- _Problem statement_
Only the number is wanted: how many lines of these entries contain the word "Democratic"?
....................
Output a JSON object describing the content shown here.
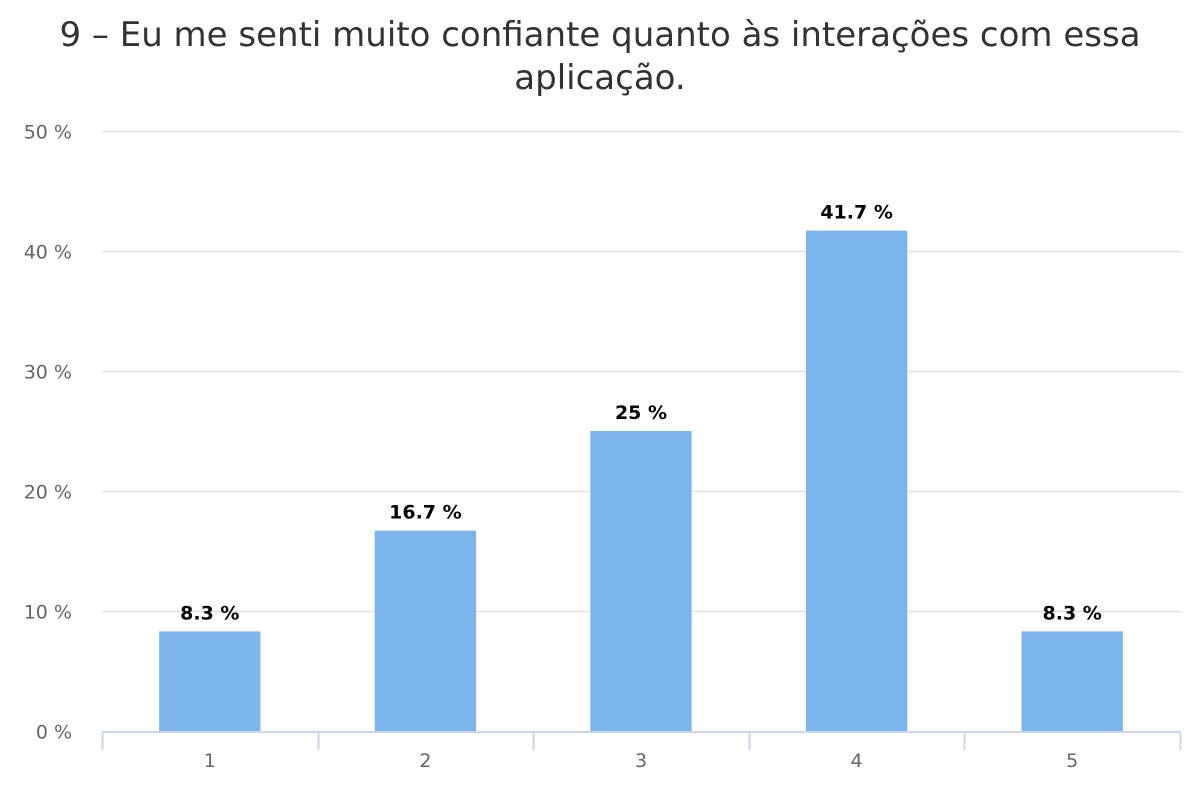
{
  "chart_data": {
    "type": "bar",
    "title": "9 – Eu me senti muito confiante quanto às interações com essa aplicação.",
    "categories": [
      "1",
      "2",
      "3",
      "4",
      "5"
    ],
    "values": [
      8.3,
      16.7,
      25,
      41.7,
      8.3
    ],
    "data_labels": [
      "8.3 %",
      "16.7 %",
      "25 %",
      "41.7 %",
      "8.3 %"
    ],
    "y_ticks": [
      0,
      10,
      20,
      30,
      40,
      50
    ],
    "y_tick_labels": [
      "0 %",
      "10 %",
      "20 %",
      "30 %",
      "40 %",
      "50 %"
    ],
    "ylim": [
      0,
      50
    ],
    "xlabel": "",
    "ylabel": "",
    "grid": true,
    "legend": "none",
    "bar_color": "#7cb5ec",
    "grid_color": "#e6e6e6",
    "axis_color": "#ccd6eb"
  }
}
....................
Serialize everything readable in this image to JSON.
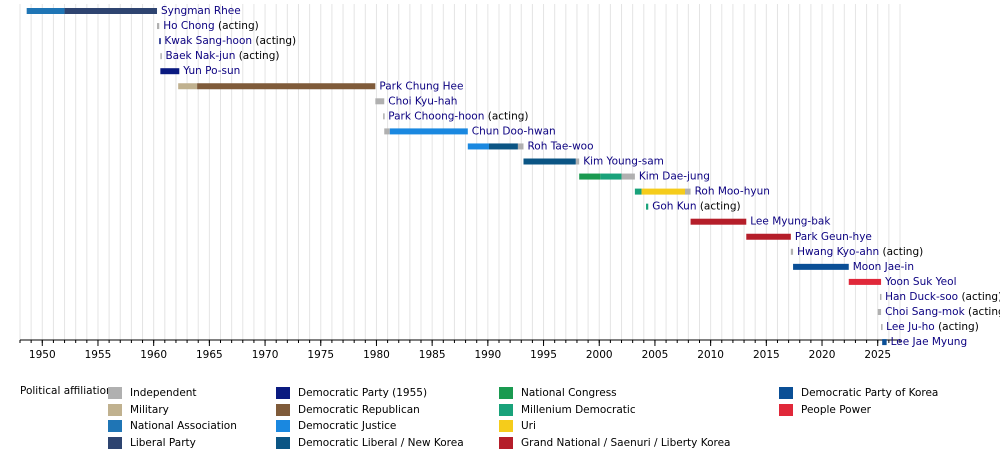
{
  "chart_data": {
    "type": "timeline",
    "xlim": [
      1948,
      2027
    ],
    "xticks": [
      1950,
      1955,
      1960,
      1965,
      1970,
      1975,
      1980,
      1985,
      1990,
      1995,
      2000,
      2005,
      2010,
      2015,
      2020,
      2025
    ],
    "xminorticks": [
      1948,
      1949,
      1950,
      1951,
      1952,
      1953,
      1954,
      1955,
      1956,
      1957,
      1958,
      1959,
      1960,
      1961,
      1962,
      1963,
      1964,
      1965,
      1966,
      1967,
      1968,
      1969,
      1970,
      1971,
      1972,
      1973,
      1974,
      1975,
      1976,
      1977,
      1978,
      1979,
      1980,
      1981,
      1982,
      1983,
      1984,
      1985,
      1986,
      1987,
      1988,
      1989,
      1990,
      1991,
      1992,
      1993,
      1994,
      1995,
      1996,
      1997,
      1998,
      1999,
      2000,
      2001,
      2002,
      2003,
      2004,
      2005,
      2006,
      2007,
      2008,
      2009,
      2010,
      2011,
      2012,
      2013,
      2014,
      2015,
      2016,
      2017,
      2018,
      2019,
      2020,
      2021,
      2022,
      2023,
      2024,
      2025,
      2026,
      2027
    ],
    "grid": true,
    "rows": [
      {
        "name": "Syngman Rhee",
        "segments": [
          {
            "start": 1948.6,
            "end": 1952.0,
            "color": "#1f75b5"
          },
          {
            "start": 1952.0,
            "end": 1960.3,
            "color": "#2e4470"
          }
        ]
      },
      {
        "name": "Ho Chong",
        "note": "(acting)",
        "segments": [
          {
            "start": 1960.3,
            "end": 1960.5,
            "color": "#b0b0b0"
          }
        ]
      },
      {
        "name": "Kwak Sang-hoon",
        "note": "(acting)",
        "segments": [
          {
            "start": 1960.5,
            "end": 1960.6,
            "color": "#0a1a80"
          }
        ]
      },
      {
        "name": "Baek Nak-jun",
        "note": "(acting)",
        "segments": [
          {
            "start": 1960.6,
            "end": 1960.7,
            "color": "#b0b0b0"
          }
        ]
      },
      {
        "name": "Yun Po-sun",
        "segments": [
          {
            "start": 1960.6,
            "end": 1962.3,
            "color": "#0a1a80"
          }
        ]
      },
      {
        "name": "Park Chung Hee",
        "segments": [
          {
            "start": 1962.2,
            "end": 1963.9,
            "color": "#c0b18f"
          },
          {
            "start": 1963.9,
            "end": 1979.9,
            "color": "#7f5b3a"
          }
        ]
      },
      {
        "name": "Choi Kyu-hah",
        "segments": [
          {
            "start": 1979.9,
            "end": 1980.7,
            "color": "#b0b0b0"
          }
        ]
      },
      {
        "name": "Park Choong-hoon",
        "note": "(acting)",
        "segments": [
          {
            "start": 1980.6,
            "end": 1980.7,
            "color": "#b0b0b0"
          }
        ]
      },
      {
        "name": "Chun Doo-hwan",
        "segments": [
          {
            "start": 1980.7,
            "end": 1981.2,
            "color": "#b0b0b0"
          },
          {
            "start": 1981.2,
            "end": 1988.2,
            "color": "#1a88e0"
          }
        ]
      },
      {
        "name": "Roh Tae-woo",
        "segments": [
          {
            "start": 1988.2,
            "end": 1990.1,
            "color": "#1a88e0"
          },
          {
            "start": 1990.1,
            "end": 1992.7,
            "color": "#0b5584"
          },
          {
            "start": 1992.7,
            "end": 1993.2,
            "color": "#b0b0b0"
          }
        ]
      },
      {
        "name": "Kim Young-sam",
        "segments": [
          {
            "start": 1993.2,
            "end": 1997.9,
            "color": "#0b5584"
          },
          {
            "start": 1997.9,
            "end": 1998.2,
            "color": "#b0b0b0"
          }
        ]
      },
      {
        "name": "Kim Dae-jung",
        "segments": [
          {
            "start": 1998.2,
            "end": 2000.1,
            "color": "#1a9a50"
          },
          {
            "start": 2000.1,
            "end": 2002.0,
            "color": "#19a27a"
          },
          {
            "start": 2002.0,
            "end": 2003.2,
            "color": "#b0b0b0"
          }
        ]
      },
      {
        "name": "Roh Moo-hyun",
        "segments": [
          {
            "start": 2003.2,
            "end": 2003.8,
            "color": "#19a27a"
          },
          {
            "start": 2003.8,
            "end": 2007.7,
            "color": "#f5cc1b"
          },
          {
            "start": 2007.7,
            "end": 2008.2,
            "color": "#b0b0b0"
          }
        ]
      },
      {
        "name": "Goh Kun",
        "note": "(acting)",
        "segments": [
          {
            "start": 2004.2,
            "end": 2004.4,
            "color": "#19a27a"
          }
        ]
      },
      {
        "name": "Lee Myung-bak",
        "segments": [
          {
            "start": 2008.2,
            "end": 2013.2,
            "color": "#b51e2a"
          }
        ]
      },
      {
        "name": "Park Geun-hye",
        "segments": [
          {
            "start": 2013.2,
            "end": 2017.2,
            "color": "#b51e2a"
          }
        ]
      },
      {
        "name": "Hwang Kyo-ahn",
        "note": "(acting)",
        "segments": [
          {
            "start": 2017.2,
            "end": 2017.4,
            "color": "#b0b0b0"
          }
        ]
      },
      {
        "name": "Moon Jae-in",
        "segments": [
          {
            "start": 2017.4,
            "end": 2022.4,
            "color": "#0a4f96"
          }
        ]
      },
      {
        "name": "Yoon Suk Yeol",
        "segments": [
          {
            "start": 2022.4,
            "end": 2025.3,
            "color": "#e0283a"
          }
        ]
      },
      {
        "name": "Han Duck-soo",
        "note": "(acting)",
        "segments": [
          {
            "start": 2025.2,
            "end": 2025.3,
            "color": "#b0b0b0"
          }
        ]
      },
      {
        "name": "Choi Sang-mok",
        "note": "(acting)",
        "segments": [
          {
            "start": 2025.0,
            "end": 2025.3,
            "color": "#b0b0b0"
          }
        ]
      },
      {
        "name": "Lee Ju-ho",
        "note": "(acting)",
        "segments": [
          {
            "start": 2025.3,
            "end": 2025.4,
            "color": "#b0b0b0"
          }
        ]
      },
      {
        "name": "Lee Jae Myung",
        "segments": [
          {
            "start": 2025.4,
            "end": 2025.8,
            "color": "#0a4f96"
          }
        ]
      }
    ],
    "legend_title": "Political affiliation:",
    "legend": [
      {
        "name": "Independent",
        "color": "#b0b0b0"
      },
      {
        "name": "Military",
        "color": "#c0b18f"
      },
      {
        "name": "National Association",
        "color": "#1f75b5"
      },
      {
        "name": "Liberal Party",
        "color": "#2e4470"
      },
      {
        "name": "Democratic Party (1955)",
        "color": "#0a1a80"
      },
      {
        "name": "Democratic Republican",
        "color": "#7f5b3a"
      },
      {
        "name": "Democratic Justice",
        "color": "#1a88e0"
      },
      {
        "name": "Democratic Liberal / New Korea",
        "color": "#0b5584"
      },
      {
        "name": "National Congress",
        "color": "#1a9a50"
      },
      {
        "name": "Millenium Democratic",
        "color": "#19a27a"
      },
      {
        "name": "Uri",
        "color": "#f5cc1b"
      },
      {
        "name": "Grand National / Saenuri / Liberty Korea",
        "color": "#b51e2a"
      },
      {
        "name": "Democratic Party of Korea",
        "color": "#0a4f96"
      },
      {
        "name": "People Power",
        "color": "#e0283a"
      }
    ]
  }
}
....................
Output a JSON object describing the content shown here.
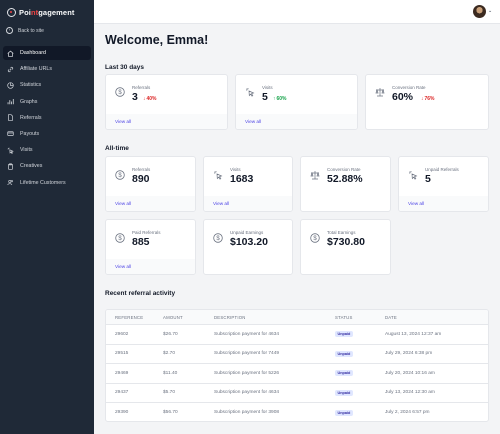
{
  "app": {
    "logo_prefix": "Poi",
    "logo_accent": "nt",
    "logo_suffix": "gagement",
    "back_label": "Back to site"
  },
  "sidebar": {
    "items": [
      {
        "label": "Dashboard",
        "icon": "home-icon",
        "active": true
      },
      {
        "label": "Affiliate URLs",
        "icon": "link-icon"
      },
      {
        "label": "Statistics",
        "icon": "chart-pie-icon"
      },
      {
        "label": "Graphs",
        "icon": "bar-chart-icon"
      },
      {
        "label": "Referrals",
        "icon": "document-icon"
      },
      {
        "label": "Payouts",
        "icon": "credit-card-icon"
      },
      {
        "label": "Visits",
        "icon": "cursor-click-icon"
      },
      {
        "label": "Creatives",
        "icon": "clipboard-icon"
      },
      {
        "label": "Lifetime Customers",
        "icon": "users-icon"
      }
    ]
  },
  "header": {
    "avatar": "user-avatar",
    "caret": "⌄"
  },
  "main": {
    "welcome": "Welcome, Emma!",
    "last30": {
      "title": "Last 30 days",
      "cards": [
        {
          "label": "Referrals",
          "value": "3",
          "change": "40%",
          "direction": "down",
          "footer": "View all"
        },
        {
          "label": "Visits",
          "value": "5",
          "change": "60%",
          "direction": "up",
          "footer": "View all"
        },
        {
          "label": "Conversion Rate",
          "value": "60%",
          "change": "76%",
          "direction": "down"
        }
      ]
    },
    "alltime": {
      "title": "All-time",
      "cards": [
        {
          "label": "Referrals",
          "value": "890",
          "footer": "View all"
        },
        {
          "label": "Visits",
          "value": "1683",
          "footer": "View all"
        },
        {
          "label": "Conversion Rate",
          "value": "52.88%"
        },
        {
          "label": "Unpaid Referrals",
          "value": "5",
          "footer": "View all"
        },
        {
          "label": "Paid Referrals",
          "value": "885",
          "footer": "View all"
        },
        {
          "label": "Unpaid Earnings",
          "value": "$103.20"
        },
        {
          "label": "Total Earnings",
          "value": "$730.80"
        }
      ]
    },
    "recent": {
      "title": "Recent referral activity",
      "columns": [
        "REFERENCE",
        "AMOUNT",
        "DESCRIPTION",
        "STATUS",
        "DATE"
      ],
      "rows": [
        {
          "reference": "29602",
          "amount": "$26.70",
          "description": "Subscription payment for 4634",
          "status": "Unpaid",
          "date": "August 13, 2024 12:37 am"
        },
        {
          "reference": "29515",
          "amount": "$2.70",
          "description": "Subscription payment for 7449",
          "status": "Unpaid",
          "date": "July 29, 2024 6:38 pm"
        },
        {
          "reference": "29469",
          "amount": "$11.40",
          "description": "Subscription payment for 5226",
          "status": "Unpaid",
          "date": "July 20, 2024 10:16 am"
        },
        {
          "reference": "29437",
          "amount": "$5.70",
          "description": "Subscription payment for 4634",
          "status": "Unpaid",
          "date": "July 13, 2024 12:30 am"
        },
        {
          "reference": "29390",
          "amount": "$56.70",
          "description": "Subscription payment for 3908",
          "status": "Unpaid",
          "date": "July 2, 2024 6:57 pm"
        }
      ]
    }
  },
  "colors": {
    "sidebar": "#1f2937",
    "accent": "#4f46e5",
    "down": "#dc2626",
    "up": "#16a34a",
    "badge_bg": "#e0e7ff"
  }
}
....................
- _Output for this task_
6